**DESCRIPTION OF THE TASK**.
Every entry below must appear again, exactly as written.

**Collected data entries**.

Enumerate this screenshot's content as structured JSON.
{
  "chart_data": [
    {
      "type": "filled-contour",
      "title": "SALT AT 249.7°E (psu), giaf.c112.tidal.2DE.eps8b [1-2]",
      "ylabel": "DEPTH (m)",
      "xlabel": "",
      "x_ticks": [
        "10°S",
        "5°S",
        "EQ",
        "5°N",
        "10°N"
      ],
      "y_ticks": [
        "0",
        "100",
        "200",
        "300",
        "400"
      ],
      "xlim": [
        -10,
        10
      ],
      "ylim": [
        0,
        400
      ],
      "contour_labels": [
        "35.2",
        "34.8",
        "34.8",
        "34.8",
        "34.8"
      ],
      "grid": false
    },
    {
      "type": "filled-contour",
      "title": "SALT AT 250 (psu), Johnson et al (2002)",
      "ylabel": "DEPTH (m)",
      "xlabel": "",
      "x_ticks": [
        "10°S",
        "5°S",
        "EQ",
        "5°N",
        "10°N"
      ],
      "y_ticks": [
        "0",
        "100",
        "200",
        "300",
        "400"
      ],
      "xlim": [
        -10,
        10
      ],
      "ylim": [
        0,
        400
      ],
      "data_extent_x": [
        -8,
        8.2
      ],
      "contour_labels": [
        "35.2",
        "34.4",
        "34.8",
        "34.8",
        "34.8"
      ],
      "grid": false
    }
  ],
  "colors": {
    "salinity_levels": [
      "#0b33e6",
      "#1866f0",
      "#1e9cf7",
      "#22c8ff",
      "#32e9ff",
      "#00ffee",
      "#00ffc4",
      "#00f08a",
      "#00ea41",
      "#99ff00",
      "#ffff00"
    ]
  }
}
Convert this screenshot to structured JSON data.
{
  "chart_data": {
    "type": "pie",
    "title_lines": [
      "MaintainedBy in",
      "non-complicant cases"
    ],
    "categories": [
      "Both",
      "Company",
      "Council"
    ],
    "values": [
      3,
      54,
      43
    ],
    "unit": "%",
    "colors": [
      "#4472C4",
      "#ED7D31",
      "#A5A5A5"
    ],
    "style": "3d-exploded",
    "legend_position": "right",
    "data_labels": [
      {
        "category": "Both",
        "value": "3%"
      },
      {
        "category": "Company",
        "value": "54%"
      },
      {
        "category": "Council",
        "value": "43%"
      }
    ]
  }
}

**COMPLETED TASK**.
Enumerate this screenshot's content as structured JSON.
{
  "chart_data": [
    {
      "type": "filled-contour",
      "title": "SALT AT 249.7°E (psu), giaf.c112.tidal.2DE.eps8b [1-2]",
      "ylabel": "DEPTH (m)",
      "xlabel": "",
      "x_ticks": [
        "10°S",
        "5°S",
        "EQ",
        "5°N",
        "10°N"
      ],
      "y_ticks": [
        "0",
        "100",
        "200",
        "300",
        "400"
      ],
      "xlim": [
        -10,
        10
      ],
      "ylim": [
        0,
        400
      ],
      "contour_labels": [
        "35.2",
        "34.8",
        "34.8",
        "34.8",
        "34.8"
      ],
      "grid": false
    },
    {
      "type": "filled-contour",
      "title": "SALT AT 250 (psu), Johnson et al (2002)",
      "ylabel": "DEPTH (m)",
      "xlabel": "",
      "x_ticks": [
        "10°S",
        "5°S",
        "EQ",
        "5°N",
        "10°N"
      ],
      "y_ticks": [
        "0",
        "100",
        "200",
        "300",
        "400"
      ],
      "xlim": [
        -10,
        10
      ],
      "ylim": [
        0,
        400
      ],
      "data_extent_x": [
        -8,
        8.2
      ],
      "contour_labels": [
        "35.2",
        "34.4",
        "34.8",
        "34.8",
        "34.8"
      ],
      "grid": false
    }
  ],
  "colors": {
    "salinity_levels": [
      "#0b33e6",
      "#1866f0",
      "#1e9cf7",
      "#22c8ff",
      "#32e9ff",
      "#00ffee",
      "#00ffc4",
      "#00f08a",
      "#00ea41",
      "#99ff00",
      "#ffff00"
    ]
  }
}
Convert this screenshot to structured JSON data.
{
  "chart_data": {
    "type": "pie",
    "title_lines": [
      "MaintainedBy in",
      "non-complicant cases"
    ],
    "categories": [
      "Both",
      "Company",
      "Council"
    ],
    "values": [
      3,
      54,
      43
    ],
    "unit": "%",
    "colors": [
      "#4472C4",
      "#ED7D31",
      "#A5A5A5"
    ],
    "style": "3d-exploded",
    "legend_position": "right",
    "data_labels": [
      {
        "category": "Both",
        "value": "3%"
      },
      {
        "category": "Company",
        "value": "54%"
      },
      {
        "category": "Council",
        "value": "43%"
      }
    ]
  }
}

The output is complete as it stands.